++++ Provided material
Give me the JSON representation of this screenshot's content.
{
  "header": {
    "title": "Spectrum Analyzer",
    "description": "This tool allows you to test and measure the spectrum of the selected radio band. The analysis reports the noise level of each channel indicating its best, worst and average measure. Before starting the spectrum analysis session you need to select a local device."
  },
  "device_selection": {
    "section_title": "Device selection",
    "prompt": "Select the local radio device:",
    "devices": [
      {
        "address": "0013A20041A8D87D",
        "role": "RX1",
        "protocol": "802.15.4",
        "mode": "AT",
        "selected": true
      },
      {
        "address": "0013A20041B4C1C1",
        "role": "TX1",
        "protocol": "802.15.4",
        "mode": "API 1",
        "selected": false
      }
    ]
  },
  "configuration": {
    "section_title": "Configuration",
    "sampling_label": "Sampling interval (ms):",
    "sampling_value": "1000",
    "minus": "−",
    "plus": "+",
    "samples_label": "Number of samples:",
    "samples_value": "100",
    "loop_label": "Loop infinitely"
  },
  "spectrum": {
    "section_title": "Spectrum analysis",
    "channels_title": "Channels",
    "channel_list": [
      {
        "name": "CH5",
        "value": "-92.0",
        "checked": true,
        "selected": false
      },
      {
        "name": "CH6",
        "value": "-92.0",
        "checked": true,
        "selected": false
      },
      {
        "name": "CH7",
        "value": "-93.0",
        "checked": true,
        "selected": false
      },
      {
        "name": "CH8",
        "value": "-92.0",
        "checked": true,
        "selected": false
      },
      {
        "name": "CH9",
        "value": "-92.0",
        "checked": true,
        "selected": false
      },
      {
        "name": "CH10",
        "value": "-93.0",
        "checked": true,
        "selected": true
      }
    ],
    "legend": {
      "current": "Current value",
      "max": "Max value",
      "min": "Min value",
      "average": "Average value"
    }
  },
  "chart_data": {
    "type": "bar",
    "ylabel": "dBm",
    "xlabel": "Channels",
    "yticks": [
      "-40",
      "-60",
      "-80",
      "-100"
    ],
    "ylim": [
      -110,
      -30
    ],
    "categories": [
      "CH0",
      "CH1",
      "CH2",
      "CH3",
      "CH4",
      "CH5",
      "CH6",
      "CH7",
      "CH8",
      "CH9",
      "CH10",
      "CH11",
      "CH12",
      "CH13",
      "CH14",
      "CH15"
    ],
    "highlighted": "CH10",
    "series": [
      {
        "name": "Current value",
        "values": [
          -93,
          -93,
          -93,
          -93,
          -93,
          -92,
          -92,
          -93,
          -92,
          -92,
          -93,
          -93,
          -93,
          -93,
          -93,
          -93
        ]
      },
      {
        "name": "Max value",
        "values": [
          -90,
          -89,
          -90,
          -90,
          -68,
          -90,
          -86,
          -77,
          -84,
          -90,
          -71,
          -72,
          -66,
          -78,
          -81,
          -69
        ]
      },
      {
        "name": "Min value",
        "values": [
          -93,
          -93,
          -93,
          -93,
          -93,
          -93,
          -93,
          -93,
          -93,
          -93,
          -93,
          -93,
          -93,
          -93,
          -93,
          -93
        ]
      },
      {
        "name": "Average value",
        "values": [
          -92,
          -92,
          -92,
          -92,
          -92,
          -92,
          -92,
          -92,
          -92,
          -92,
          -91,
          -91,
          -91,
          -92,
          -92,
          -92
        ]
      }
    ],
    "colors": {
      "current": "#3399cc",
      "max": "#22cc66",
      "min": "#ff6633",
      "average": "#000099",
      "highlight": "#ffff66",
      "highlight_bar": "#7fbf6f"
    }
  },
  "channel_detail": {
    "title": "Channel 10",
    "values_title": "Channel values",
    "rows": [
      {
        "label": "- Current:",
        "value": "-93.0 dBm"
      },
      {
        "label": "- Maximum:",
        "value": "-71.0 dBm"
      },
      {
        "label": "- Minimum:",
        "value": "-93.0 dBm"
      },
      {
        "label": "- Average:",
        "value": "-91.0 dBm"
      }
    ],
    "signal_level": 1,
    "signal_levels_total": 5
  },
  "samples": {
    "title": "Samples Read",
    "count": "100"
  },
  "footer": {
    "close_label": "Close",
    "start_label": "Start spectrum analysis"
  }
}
++++++++
→ **Task instructions**:
Extract lines where the string "name" occurs.

→ **Solved exercise**:
        "name": "CH5",
        "name": "CH6",
        "name": "CH7",
        "name": "CH8",
        "name": "CH9",
        "name": "CH10",
        "name": "Current value",
        "name": "Max value",
        "name": "Min value",
        "name": "Average value",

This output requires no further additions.